» GOAL OF THE EXERCISE
List each line of the data in which the string "lime" appears.

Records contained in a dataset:
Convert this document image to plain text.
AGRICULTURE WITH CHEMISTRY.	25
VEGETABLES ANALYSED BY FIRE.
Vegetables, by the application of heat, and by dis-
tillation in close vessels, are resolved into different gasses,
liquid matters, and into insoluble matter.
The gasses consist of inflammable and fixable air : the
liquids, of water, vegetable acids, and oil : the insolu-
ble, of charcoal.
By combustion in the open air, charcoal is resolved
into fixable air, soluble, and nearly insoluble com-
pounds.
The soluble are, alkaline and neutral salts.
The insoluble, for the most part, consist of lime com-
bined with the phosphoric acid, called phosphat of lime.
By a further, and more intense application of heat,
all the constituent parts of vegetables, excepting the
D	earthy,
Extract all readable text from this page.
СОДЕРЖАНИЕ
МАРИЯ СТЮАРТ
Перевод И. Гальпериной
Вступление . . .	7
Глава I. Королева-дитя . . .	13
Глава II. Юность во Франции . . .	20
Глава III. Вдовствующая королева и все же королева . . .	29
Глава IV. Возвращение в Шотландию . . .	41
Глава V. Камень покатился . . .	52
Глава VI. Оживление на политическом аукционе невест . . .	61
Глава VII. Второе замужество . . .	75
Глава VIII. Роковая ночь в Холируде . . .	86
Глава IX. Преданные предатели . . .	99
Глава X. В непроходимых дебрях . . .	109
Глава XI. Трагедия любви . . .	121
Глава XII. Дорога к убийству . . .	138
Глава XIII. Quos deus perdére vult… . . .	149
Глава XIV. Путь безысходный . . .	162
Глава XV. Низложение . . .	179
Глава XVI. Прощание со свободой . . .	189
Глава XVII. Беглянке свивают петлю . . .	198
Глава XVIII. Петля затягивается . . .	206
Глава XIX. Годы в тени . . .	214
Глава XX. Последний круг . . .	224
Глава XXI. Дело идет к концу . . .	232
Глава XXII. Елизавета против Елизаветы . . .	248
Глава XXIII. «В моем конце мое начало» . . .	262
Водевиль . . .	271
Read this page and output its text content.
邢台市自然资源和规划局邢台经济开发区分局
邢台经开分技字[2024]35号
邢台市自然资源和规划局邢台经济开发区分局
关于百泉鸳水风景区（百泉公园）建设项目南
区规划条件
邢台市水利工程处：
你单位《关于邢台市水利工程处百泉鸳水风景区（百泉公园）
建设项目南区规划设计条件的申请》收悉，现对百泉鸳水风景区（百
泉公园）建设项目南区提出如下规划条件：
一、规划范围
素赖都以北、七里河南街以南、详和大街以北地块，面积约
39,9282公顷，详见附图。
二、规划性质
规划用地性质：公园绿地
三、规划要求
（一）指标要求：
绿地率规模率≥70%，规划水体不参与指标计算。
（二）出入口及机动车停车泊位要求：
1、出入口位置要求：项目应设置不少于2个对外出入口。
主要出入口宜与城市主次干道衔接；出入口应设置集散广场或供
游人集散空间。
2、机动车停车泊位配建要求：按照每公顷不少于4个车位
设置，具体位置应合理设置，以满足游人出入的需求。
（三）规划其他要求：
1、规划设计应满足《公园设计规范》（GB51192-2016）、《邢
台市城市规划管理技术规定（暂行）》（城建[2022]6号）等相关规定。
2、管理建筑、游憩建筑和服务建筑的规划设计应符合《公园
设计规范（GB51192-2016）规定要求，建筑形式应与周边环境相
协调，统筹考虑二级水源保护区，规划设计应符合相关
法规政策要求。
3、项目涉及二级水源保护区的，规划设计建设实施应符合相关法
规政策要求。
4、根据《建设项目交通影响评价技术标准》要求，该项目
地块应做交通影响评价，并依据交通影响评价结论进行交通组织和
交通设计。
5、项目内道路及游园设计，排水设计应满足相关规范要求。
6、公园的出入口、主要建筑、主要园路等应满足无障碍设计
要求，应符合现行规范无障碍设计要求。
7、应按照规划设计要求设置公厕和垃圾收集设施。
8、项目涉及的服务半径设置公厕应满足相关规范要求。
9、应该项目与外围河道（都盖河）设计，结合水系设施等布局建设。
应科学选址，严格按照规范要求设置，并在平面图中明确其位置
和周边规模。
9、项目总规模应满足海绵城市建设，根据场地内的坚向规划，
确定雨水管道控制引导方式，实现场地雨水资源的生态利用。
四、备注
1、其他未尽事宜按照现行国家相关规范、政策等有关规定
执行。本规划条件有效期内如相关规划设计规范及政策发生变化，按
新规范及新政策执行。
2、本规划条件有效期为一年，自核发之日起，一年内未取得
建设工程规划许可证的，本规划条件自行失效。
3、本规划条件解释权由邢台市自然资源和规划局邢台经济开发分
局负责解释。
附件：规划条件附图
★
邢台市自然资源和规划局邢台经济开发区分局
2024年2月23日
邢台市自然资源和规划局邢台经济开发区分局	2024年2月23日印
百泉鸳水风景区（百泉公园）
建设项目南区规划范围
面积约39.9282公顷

» SOLUTION BELOW
The insoluble, for the most part, consist of lime com-
bined with the phosphoric acid, called phosphat of lime.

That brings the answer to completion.